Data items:
☆ ☆ ☆ ☆ ☆ ☆ ☆

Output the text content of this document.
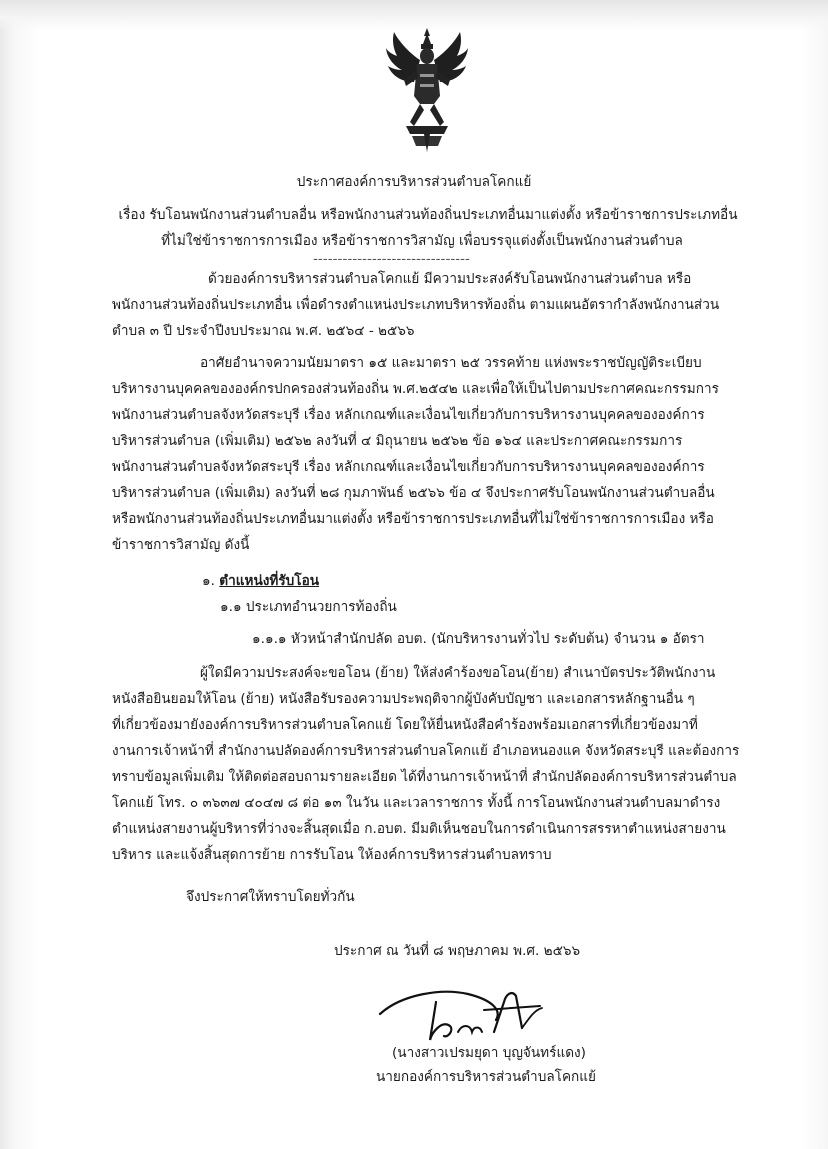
ประกาศองค์การบริหารส่วนตำบลโคกแย้
เรื่อง รับโอนพนักงานส่วนตำบลอื่น หรือพนักงานส่วนท้องถิ่นประเภทอื่นมาแต่งตั้ง หรือข้าราชการประเภทอื่น
ที่ไม่ใช่ข้าราชการการเมือง หรือข้าราชการวิสามัญ เพื่อบรรจุแต่งตั้งเป็นพนักงานส่วนตำบล
--------------------------------
ด้วยองค์การบริหารส่วนตำบลโคกแย้ มีความประสงค์รับโอนพนักงานส่วนตำบล หรือ
พนักงานส่วนท้องถิ่นประเภทอื่น เพื่อดำรงตำแหน่งประเภทบริหารท้องถิ่น ตามแผนอัตรากำลังพนักงานส่วน
ตำบล ๓ ปี ประจำปีงบประมาณ พ.ศ. ๒๕๖๔ - ๒๕๖๖
อาศัยอำนาจความนัยมาตรา ๑๕ และมาตรา ๒๕ วรรคท้าย แห่งพระราชบัญญัติระเบียบ
บริหารงานบุคคลขององค์กรปกครองส่วนท้องถิ่น พ.ศ.๒๕๔๒ และเพื่อให้เป็นไปตามประกาศคณะกรรมการ
พนักงานส่วนตำบลจังหวัดสระบุรี เรื่อง หลักเกณฑ์และเงื่อนไขเกี่ยวกับการบริหารงานบุคคลขององค์การ
บริหารส่วนตำบล (เพิ่มเติม) ๒๕๖๒ ลงวันที่ ๔ มิถุนายน ๒๕๖๒ ข้อ ๑๖๔ และประกาศคณะกรรมการ
พนักงานส่วนตำบลจังหวัดสระบุรี เรื่อง หลักเกณฑ์และเงื่อนไขเกี่ยวกับการบริหารงานบุคคลขององค์การ
บริหารส่วนตำบล (เพิ่มเติม) ลงวันที่ ๒๘ กุมภาพันธ์ ๒๕๖๖ ข้อ ๔ จึงประกาศรับโอนพนักงานส่วนตำบลอื่น
หรือพนักงานส่วนท้องถิ่นประเภทอื่นมาแต่งตั้ง หรือข้าราชการประเภทอื่นที่ไม่ใช่ข้าราชการการเมือง หรือ
ข้าราชการวิสามัญ ดังนี้
๑. ตำแหน่งที่รับโอน
๑.๑ ประเภทอำนวยการท้องถิ่น
๑.๑.๑ หัวหน้าสำนักปลัด อบต. (นักบริหารงานทั่วไป ระดับต้น) จำนวน ๑ อัตรา
ผู้ใดมีความประสงค์จะขอโอน (ย้าย) ให้ส่งคำร้องขอโอน(ย้าย) สำเนาบัตรประวัติพนักงาน
หนังสือยินยอมให้โอน (ย้าย) หนังสือรับรองความประพฤติจากผู้บังคับบัญชา และเอกสารหลักฐานอื่น ๆ
ที่เกี่ยวข้องมายังองค์การบริหารส่วนตำบลโคกแย้ โดยให้ยื่นหนังสือคำร้องพร้อมเอกสารที่เกี่ยวข้องมาที่
งานการเจ้าหน้าที่ สำนักงานปลัดองค์การบริหารส่วนตำบลโคกแย้ อำเภอหนองแค จังหวัดสระบุรี และต้องการ
ทราบข้อมูลเพิ่มเติม ให้ติดต่อสอบถามรายละเอียด ได้ที่งานการเจ้าหน้าที่ สำนักปลัดองค์การบริหารส่วนตำบล
โคกแย้ โทร. ๐ ๓๖๓๗ ๔๐๔๗ ๘ ต่อ ๑๓ ในวัน และเวลาราชการ ทั้งนี้ การโอนพนักงานส่วนตำบลมาดำรง
ตำแหน่งสายงานผู้บริหารที่ว่างจะสิ้นสุดเมื่อ ก.อบต. มีมติเห็นชอบในการดำเนินการสรรหาตำแหน่งสายงาน
บริหาร และแจ้งสิ้นสุดการย้าย การรับโอน ให้องค์การบริหารส่วนตำบลทราบ
จึงประกาศให้ทราบโดยทั่วกัน
ประกาศ ณ วันที่ ๘ พฤษภาคม พ.ศ. ๒๕๖๖
(นางสาวเปรมยุดา บุญจันทร์แดง)
นายกองค์การบริหารส่วนตำบลโคกแย้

☆ ☆ ☆ ☆ ☆ ☆ ☆

=== Challenge ===
Pull every line containing "หารส" out of the data above.

=== Full output ===
ประกาศองค์การบริหารส่วนตำบลโคกแย้
ด้วยองค์การบริหารส่วนตำบลโคกแย้ มีความประสงค์รับโอนพนักงานส่วนตำบล หรือ
บริหารส่วนตำบล (เพิ่มเติม) ๒๕๖๒ ลงวันที่ ๔ มิถุนายน ๒๕๖๒ ข้อ ๑๖๔ และประกาศคณะกรรมการ
บริหารส่วนตำบล (เพิ่มเติม) ลงวันที่ ๒๘ กุมภาพันธ์ ๒๕๖๖ ข้อ ๔ จึงประกาศรับโอนพนักงานส่วนตำบลอื่น
ที่เกี่ยวข้องมายังองค์การบริหารส่วนตำบลโคกแย้ โดยให้ยื่นหนังสือคำร้องพร้อมเอกสารที่เกี่ยวข้องมาที่
งานการเจ้าหน้าที่ สำนักงานปลัดองค์การบริหารส่วนตำบลโคกแย้ อำเภอหนองแค จังหวัดสระบุรี และต้องการ
ทราบข้อมูลเพิ่มเติม ให้ติดต่อสอบถามรายละเอียด ได้ที่งานการเจ้าหน้าที่ สำนักปลัดองค์การบริหารส่วนตำบล
บริหาร และแจ้งสิ้นสุดการย้าย การรับโอน ให้องค์การบริหารส่วนตำบลทราบ
นายกองค์การบริหารส่วนตำบลโคกแย้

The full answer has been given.